> **REQUIRED TASK**
Repeat every line of the material, character for character.

[Data records]
^^^^^^^^^^^^^^^^

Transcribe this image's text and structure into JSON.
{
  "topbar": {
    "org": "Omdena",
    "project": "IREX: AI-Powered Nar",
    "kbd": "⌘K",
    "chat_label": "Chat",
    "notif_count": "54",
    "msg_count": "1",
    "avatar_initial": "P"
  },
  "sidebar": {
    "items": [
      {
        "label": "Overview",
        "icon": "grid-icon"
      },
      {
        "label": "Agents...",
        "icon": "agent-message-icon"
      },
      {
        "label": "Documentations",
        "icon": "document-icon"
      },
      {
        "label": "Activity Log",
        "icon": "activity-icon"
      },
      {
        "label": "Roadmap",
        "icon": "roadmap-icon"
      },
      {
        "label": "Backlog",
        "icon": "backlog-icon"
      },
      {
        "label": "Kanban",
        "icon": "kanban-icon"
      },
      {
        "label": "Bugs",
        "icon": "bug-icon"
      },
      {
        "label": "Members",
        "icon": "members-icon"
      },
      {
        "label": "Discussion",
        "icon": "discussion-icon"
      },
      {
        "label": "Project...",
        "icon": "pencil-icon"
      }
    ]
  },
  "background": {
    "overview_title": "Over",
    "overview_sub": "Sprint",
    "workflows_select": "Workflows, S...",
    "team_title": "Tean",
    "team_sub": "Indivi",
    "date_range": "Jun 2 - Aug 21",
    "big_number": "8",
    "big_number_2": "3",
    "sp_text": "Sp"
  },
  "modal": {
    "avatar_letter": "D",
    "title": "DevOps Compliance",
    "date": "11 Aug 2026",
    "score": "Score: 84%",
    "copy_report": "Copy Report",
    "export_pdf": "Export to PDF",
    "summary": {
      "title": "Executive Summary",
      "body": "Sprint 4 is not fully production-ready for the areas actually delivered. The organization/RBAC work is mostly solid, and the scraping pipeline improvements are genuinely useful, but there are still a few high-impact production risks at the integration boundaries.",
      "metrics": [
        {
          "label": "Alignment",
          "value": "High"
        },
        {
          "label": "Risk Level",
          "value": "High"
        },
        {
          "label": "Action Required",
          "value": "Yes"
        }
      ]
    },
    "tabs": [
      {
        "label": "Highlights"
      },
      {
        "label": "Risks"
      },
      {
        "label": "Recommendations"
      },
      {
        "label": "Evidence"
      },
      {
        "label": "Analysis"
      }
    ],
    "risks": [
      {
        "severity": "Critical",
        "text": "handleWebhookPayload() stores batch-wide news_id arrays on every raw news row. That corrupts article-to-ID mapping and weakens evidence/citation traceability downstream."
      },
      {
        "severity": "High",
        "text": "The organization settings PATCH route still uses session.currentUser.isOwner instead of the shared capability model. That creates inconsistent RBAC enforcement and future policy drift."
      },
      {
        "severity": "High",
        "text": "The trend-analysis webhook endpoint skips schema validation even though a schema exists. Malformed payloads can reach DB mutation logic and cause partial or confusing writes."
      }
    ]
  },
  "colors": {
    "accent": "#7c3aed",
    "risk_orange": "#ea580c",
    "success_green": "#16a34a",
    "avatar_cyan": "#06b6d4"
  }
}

^^^^^^^^^^^^^^^^

> **FULL SOLUTION**
Transcribe this image's text and structure into JSON.
{
  "topbar": {
    "org": "Omdena",
    "project": "IREX: AI-Powered Nar",
    "kbd": "⌘K",
    "chat_label": "Chat",
    "notif_count": "54",
    "msg_count": "1",
    "avatar_initial": "P"
  },
  "sidebar": {
    "items": [
      {
        "label": "Overview",
        "icon": "grid-icon"
      },
      {
        "label": "Agents...",
        "icon": "agent-message-icon"
      },
      {
        "label": "Documentations",
        "icon": "document-icon"
      },
      {
        "label": "Activity Log",
        "icon": "activity-icon"
      },
      {
        "label": "Roadmap",
        "icon": "roadmap-icon"
      },
      {
        "label": "Backlog",
        "icon": "backlog-icon"
      },
      {
        "label": "Kanban",
        "icon": "kanban-icon"
      },
      {
        "label": "Bugs",
        "icon": "bug-icon"
      },
      {
        "label": "Members",
        "icon": "members-icon"
      },
      {
        "label": "Discussion",
        "icon": "discussion-icon"
      },
      {
        "label": "Project...",
        "icon": "pencil-icon"
      }
    ]
  },
  "background": {
    "overview_title": "Over",
    "overview_sub": "Sprint",
    "workflows_select": "Workflows, S...",
    "team_title": "Tean",
    "team_sub": "Indivi",
    "date_range": "Jun 2 - Aug 21",
    "big_number": "8",
    "big_number_2": "3",
    "sp_text": "Sp"
  },
  "modal": {
    "avatar_letter": "D",
    "title": "DevOps Compliance",
    "date": "11 Aug 2026",
    "score": "Score: 84%",
    "copy_report": "Copy Report",
    "export_pdf": "Export to PDF",
    "summary": {
      "title": "Executive Summary",
      "body": "Sprint 4 is not fully production-ready for the areas actually delivered. The organization/RBAC work is mostly solid, and the scraping pipeline improvements are genuinely useful, but there are still a few high-impact production risks at the integration boundaries.",
      "metrics": [
        {
          "label": "Alignment",
          "value": "High"
        },
        {
          "label": "Risk Level",
          "value": "High"
        },
        {
          "label": "Action Required",
          "value": "Yes"
        }
      ]
    },
    "tabs": [
      {
        "label": "Highlights"
      },
      {
        "label": "Risks"
      },
      {
        "label": "Recommendations"
      },
      {
        "label": "Evidence"
      },
      {
        "label": "Analysis"
      }
    ],
    "risks": [
      {
        "severity": "Critical",
        "text": "handleWebhookPayload() stores batch-wide news_id arrays on every raw news row. That corrupts article-to-ID mapping and weakens evidence/citation traceability downstream."
      },
      {
        "severity": "High",
        "text": "The organization settings PATCH route still uses session.currentUser.isOwner instead of the shared capability model. That creates inconsistent RBAC enforcement and future policy drift."
      },
      {
        "severity": "High",
        "text": "The trend-analysis webhook endpoint skips schema validation even though a schema exists. Malformed payloads can reach DB mutation logic and cause partial or confusing writes."
      }
    ]
  },
  "colors": {
    "accent": "#7c3aed",
    "risk_orange": "#ea580c",
    "success_green": "#16a34a",
    "avatar_cyan": "#06b6d4"
  }
}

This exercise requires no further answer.